§ What this task involves: Go through the lines below. Copy those with "orbis".

◆ ◆ ◆ ◆ ◆

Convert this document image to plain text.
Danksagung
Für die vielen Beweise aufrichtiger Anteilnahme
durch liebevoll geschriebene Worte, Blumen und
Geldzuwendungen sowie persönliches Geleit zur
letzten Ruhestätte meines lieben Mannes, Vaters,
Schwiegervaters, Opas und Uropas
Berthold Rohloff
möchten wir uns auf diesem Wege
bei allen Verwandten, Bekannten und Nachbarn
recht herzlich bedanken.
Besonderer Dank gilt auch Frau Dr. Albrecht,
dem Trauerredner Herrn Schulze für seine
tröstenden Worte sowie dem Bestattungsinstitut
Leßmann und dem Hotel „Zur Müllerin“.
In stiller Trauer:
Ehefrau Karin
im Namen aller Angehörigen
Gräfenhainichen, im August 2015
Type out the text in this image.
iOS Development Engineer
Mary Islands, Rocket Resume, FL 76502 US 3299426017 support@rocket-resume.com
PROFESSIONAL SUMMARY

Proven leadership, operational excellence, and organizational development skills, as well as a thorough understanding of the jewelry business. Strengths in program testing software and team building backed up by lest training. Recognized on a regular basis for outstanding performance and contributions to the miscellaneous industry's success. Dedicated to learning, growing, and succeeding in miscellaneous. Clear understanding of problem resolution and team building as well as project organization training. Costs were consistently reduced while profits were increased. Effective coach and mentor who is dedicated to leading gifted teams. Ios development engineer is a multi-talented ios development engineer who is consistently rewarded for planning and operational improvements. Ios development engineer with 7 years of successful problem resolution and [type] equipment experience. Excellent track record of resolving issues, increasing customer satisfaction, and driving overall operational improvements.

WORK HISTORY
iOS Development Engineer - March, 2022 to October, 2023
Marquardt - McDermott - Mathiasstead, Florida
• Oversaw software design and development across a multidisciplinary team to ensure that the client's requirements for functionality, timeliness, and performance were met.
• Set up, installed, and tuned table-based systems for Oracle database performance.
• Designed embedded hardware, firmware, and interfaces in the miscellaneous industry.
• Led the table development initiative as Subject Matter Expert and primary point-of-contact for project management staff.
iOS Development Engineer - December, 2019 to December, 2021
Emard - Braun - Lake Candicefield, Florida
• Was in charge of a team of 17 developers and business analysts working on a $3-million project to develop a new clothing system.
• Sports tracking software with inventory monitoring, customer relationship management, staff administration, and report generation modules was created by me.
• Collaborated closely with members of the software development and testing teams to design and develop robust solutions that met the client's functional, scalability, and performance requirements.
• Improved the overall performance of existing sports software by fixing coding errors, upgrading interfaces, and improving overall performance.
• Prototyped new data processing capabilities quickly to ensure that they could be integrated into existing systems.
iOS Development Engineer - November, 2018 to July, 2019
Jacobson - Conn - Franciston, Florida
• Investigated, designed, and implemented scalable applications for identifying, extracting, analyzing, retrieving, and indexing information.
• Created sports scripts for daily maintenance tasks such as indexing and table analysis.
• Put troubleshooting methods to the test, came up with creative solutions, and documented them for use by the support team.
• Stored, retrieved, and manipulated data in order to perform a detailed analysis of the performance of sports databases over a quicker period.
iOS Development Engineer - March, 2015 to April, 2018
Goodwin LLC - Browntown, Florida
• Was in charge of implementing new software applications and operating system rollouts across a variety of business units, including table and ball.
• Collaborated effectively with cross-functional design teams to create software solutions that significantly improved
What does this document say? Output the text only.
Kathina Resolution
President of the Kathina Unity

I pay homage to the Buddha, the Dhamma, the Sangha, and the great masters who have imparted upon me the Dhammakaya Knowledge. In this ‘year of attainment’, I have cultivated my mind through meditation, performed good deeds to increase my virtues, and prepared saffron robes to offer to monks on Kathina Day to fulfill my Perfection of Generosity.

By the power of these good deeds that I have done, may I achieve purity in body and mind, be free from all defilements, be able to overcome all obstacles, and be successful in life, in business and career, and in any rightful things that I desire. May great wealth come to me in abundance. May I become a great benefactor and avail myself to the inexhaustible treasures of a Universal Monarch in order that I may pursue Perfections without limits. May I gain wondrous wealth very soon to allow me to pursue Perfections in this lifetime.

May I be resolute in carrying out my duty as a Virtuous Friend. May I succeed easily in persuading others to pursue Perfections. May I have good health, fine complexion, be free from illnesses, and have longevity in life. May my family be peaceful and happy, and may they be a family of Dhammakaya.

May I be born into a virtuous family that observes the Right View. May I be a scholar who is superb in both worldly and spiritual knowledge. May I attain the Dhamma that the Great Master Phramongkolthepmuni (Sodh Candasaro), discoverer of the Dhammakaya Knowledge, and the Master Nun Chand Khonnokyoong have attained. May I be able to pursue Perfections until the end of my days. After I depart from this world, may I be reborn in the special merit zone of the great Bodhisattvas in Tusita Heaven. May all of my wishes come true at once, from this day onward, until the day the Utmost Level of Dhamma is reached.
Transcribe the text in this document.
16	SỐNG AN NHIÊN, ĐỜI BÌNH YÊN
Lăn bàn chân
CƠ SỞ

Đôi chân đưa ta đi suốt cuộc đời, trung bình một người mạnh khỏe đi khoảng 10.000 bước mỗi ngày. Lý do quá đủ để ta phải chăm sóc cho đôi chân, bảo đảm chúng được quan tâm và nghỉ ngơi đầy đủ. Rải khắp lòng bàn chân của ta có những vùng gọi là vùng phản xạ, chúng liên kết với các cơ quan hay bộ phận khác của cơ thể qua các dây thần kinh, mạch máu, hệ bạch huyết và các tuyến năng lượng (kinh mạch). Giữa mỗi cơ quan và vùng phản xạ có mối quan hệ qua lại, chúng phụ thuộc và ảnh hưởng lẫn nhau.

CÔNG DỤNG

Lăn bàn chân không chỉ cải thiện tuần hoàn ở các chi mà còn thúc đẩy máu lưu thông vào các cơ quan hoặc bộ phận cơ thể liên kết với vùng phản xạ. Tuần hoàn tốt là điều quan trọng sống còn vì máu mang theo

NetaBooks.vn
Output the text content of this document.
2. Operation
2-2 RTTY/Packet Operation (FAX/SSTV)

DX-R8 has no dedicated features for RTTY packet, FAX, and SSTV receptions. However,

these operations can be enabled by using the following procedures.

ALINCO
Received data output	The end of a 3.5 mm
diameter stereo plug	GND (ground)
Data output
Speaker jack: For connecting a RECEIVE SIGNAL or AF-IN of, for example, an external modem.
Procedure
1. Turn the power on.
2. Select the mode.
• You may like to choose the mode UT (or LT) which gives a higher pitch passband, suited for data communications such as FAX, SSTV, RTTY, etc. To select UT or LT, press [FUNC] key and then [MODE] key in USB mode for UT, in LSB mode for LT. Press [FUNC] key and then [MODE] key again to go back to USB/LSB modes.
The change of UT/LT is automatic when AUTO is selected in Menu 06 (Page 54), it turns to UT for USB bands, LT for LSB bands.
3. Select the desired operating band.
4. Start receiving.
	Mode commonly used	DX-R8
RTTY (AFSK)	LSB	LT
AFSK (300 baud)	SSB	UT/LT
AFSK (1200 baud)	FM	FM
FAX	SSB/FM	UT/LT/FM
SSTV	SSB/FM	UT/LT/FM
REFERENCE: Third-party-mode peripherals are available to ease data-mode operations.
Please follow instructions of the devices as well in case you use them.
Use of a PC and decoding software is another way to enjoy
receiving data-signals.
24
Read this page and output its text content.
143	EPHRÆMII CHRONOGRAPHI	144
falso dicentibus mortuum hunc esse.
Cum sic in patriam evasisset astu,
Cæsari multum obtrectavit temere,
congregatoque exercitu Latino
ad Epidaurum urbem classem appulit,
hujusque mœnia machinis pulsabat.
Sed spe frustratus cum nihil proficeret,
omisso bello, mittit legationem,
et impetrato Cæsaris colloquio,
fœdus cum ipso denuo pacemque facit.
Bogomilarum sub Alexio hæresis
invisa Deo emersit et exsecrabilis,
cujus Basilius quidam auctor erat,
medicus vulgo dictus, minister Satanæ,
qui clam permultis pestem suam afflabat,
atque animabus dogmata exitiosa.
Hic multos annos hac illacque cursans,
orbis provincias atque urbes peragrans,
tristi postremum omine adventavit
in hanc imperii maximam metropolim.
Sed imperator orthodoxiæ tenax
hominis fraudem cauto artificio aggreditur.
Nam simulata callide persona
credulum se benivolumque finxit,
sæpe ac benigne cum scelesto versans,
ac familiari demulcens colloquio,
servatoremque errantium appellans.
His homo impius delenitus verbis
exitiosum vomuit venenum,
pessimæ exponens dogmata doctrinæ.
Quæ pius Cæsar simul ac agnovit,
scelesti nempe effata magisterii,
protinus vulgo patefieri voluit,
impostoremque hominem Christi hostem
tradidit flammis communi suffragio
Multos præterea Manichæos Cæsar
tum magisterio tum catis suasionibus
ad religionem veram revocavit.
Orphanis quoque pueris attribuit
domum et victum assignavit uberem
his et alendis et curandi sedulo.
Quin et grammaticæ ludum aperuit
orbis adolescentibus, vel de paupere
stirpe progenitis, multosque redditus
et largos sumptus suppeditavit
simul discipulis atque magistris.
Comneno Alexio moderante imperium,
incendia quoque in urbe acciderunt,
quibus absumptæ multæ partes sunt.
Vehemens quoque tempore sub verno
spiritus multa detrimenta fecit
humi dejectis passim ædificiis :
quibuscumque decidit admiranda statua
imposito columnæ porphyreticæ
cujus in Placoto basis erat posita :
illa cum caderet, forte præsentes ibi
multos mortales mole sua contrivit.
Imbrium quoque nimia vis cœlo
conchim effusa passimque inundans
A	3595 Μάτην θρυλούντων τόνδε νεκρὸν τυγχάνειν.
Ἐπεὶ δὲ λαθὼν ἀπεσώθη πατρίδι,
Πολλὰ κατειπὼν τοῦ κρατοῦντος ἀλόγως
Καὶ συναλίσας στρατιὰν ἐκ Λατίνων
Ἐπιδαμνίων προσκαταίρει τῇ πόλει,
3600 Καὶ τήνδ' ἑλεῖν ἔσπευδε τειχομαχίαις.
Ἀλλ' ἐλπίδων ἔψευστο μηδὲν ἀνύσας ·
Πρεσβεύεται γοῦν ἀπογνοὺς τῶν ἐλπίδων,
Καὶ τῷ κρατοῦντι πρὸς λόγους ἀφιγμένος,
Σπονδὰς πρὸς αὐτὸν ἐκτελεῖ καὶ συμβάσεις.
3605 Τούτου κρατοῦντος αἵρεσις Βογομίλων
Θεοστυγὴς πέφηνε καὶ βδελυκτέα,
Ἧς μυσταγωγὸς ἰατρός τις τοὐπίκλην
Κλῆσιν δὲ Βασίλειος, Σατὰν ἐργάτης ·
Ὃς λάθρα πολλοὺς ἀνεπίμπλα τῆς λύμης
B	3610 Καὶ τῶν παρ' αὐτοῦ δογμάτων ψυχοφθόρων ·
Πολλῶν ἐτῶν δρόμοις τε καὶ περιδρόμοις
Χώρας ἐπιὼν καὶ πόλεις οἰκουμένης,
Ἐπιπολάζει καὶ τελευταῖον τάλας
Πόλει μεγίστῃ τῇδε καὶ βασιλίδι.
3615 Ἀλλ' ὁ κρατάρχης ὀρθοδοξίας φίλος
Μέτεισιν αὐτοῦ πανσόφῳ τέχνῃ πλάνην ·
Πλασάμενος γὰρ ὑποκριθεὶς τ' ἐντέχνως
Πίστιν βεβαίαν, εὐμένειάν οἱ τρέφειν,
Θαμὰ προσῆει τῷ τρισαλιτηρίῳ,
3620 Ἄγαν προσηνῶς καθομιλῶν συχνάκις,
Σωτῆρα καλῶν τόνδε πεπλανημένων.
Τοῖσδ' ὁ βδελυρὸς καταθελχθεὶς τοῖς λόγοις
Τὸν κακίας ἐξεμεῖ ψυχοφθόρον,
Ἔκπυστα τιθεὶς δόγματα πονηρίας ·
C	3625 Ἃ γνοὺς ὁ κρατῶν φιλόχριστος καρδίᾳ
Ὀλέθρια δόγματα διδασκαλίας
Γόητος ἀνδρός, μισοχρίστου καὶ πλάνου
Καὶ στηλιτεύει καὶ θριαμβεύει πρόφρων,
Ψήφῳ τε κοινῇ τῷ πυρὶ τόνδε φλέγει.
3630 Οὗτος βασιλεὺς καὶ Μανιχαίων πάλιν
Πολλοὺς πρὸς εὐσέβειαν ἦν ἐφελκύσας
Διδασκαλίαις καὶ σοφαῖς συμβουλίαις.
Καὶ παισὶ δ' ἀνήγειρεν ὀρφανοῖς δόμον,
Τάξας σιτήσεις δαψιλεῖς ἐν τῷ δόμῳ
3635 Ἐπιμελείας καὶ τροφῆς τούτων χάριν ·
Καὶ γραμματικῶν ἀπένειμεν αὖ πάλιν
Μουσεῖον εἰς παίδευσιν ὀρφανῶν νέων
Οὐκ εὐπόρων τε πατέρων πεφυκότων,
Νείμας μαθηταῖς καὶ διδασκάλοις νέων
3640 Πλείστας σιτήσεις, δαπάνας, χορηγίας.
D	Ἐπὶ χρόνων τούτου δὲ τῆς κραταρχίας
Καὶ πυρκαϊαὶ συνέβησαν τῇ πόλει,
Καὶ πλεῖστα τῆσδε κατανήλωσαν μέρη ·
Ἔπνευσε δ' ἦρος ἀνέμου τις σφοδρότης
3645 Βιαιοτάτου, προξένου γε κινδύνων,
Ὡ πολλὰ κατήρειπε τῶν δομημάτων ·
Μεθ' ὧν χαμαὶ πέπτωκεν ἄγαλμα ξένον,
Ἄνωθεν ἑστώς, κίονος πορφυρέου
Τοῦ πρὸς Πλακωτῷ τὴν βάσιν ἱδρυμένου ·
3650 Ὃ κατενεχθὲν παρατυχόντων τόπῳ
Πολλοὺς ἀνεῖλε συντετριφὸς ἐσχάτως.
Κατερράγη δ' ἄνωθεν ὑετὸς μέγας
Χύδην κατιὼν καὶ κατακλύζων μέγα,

◆ ◆ ◆ ◆ ◆

§ Response:
orbis provincias atque urbes peragrans,
orbis adolescentibus, vel de paupere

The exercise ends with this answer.